**SHORT PROBLEM:** Using the records below, report how many lines hold "increased", with no extra text.

**DATA PROVIDED:**
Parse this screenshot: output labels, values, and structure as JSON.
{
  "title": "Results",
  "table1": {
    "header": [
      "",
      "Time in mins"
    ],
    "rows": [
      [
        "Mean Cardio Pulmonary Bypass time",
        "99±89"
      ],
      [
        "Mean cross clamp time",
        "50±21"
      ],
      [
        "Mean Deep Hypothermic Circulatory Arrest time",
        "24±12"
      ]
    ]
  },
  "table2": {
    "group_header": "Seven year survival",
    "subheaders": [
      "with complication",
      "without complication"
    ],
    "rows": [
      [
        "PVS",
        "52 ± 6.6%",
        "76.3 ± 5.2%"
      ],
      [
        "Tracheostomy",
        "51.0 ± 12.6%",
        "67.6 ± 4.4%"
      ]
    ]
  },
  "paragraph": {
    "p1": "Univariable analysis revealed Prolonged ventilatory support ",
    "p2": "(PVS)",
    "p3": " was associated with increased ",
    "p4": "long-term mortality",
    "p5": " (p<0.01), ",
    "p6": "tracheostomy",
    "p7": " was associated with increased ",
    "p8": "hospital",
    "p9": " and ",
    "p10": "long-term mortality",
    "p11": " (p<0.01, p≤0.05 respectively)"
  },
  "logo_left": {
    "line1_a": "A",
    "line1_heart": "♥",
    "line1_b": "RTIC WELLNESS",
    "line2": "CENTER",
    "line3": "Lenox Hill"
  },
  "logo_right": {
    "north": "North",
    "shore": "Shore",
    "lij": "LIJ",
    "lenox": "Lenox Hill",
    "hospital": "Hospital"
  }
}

**SOLUTION TO THE PROBLEM:** 2